*Stored records*:
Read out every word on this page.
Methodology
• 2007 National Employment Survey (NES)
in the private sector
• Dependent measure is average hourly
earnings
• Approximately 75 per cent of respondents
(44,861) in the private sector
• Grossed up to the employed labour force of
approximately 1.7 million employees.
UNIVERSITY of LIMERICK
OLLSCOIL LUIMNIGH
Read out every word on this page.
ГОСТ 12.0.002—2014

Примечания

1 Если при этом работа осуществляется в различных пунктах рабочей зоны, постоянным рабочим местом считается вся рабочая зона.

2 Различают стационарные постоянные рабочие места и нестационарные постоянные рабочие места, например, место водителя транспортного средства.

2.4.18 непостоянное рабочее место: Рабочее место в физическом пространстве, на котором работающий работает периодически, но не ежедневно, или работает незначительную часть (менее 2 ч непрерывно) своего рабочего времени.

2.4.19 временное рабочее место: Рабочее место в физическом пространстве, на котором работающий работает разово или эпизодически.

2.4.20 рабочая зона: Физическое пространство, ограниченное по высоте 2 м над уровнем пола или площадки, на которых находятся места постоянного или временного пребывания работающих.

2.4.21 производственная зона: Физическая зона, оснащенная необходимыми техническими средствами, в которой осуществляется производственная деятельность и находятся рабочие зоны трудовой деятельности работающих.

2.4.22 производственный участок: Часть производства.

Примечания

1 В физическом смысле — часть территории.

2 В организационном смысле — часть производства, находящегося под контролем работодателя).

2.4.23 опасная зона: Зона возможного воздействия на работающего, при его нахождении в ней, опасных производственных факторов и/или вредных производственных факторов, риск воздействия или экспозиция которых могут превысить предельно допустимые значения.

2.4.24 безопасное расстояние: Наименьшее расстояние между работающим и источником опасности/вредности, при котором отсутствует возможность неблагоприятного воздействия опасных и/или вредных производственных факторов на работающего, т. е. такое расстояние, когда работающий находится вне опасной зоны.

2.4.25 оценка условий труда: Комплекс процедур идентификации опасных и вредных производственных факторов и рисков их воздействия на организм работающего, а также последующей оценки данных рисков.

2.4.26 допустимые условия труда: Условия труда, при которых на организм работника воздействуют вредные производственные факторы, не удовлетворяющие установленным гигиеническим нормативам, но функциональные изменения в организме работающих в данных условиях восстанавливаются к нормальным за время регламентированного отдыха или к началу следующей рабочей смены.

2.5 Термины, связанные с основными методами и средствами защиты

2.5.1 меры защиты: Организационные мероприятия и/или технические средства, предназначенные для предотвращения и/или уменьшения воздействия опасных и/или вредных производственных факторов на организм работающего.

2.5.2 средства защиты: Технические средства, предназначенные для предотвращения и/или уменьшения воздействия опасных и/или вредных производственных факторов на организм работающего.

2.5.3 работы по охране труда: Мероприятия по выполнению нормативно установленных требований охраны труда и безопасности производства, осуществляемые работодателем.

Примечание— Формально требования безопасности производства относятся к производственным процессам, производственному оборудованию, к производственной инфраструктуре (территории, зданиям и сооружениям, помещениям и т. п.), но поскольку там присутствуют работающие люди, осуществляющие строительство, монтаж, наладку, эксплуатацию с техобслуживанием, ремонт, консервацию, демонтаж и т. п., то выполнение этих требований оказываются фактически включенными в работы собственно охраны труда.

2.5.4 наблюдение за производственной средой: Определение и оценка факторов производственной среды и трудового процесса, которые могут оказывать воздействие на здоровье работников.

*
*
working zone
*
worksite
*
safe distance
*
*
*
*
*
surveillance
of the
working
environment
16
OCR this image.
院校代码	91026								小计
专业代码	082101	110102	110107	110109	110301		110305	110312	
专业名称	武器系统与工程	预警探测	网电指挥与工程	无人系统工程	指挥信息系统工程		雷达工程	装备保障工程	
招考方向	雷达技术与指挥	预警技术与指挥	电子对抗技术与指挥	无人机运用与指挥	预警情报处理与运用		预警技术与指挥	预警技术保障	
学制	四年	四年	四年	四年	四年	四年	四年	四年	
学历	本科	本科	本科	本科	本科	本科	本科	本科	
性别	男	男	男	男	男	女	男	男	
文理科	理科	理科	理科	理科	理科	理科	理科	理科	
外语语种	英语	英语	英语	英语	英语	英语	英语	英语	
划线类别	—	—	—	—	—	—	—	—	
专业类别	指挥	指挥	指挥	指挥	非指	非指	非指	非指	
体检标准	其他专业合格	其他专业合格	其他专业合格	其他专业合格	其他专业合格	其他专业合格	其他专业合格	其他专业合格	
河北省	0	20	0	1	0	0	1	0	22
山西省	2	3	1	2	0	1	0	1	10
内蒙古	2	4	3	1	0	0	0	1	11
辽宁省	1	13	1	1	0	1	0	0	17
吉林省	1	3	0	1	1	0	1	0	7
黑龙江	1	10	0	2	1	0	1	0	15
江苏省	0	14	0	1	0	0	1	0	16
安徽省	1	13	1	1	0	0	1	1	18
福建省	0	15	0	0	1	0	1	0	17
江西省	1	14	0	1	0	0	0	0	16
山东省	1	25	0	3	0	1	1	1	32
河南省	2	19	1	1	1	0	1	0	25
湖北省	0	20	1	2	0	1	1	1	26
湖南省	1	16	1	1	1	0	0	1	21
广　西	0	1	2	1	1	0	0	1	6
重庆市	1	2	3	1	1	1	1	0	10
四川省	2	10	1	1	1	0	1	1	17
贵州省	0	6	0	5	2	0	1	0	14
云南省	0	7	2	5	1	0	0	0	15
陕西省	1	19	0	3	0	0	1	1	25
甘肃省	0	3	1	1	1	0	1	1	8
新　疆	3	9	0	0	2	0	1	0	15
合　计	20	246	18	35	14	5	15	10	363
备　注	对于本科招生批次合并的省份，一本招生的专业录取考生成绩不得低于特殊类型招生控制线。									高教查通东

*Aim of the exercise*: Write out every line of the data that holds the word "работающих".

*Response to the exercise*:
2.4.20 рабочая зона: Физическое пространство, ограниченное по высоте 2 м над уровнем пола или площадки, на которых находятся места постоянного или временного пребывания работающих.
2.4.21 производственная зона: Физическая зона, оснащенная необходимыми техническими средствами, в которой осуществляется производственная деятельность и находятся рабочие зоны трудовой деятельности работающих.
2.4.26 допустимые условия труда: Условия труда, при которых на организм работника воздействуют вредные производственные факторы, не удовлетворяющие установленным гигиеническим нормативам, но функциональные изменения в организме работающих в данных условиях восстанавливаются к нормальным за время регламентированного отдыха или к началу следующей рабочей смены.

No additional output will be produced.